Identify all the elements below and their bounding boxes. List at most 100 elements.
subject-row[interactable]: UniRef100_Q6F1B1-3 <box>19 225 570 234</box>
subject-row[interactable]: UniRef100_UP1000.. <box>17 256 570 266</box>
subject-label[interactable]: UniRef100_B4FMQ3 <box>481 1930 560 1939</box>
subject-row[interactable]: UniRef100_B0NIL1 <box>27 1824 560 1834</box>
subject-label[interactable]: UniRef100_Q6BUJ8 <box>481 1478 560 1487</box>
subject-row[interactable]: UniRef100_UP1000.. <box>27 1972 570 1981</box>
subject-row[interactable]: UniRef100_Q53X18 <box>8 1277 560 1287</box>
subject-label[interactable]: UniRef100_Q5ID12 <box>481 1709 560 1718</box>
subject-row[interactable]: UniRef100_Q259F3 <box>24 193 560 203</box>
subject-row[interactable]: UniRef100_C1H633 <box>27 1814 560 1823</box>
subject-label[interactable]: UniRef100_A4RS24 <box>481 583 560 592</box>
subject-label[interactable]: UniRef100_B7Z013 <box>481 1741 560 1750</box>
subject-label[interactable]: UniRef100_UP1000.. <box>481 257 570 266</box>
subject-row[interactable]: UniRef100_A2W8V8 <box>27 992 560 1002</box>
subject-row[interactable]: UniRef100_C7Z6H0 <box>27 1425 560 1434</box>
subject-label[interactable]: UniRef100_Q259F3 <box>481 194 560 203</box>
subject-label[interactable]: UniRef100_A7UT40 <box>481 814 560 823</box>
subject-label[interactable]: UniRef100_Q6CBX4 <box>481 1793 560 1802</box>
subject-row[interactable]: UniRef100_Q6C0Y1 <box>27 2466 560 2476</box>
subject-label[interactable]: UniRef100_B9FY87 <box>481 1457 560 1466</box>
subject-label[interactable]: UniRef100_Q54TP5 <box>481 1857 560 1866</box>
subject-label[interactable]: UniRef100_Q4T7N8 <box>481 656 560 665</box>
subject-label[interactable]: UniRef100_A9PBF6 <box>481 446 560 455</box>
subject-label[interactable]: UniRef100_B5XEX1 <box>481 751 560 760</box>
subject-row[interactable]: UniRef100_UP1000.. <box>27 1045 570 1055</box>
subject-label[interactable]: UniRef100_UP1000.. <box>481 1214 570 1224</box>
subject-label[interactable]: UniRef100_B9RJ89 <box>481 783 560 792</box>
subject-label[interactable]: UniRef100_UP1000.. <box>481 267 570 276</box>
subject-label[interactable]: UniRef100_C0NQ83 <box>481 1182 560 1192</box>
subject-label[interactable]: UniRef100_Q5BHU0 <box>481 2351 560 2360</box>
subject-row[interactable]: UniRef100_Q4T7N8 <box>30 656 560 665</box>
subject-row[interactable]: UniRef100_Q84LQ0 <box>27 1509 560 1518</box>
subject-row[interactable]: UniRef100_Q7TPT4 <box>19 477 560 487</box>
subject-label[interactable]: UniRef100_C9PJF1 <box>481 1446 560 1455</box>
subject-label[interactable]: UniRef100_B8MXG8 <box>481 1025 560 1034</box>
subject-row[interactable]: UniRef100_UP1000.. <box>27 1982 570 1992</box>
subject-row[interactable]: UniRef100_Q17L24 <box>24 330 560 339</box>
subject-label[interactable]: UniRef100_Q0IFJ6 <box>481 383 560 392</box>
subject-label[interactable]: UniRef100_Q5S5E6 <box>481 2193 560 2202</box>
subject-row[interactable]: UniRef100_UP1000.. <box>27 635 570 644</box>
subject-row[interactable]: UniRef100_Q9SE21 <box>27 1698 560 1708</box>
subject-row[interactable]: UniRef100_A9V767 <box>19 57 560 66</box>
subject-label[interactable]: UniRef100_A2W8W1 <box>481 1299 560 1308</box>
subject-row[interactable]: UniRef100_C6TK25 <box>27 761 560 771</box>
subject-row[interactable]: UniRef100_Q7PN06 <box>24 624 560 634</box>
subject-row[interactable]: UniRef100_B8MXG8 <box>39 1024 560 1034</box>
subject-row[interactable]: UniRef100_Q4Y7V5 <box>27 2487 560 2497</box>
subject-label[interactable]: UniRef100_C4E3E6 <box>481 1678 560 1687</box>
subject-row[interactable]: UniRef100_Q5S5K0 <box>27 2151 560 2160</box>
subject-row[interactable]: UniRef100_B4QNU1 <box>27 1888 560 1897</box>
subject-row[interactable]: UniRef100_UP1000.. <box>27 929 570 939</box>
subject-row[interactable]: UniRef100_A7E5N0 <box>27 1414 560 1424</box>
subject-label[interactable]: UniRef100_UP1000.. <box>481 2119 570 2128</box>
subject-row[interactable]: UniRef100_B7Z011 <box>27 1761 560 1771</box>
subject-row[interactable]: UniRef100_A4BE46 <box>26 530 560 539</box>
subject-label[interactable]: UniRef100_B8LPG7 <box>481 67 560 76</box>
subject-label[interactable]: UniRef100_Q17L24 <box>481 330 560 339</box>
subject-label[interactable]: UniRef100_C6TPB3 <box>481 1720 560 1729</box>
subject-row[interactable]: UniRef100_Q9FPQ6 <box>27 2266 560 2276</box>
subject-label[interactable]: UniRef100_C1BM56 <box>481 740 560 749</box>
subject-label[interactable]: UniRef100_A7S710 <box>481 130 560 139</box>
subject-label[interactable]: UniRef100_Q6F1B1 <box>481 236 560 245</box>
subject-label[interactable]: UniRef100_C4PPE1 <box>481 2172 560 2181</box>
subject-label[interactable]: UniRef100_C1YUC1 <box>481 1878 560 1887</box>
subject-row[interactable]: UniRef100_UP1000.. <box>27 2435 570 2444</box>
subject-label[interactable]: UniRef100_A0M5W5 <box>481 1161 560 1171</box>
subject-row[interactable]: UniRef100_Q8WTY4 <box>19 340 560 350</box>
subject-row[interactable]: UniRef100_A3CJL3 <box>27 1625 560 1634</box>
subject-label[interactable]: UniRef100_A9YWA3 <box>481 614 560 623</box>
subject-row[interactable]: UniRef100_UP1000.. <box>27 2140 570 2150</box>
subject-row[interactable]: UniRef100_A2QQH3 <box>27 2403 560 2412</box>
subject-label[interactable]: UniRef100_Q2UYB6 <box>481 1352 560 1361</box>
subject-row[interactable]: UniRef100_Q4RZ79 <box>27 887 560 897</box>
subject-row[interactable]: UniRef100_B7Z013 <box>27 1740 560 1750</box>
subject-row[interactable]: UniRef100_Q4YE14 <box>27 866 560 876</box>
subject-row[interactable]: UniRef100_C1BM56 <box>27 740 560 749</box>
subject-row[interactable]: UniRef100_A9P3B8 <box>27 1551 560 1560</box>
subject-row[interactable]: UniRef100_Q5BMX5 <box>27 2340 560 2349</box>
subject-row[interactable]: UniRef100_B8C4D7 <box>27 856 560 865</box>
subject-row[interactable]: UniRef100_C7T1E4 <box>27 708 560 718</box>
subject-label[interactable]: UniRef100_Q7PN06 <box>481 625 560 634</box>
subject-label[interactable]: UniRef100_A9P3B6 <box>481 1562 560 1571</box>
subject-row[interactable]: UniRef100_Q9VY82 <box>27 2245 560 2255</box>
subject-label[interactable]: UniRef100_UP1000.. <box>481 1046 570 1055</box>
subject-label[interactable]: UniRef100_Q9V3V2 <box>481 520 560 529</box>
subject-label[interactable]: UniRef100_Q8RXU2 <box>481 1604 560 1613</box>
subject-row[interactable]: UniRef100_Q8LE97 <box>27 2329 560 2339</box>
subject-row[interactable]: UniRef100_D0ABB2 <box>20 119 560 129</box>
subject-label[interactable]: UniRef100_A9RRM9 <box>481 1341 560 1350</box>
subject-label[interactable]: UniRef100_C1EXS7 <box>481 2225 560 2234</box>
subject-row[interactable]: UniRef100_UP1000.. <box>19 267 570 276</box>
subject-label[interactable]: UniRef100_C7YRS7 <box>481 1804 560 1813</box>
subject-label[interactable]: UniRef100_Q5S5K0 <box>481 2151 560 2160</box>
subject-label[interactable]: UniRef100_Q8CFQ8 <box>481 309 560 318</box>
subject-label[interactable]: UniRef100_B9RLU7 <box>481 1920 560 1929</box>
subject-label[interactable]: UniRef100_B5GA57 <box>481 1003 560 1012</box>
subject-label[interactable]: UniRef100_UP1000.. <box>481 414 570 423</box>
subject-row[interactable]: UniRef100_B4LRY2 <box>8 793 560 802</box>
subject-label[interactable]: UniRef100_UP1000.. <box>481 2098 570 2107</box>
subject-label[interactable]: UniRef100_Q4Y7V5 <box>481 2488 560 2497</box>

** EXERCISE TASK **
Copy the material again line for line, from its first line through the line containing "subject-row[interactable]: UniRef100_Q53X18 <box>8", and include that line.

** SOLUTION FOR THIS PROBLEM **
Identify all the elements below and their bounding boxes. List at most 100 elements.
subject-row[interactable]: UniRef100_Q6F1B1-3 <box>19 225 570 234</box>
subject-row[interactable]: UniRef100_UP1000.. <box>17 256 570 266</box>
subject-label[interactable]: UniRef100_B4FMQ3 <box>481 1930 560 1939</box>
subject-row[interactable]: UniRef100_B0NIL1 <box>27 1824 560 1834</box>
subject-label[interactable]: UniRef100_Q6BUJ8 <box>481 1478 560 1487</box>
subject-row[interactable]: UniRef100_UP1000.. <box>27 1972 570 1981</box>
subject-row[interactable]: UniRef100_Q53X18 <box>8 1277 560 1287</box>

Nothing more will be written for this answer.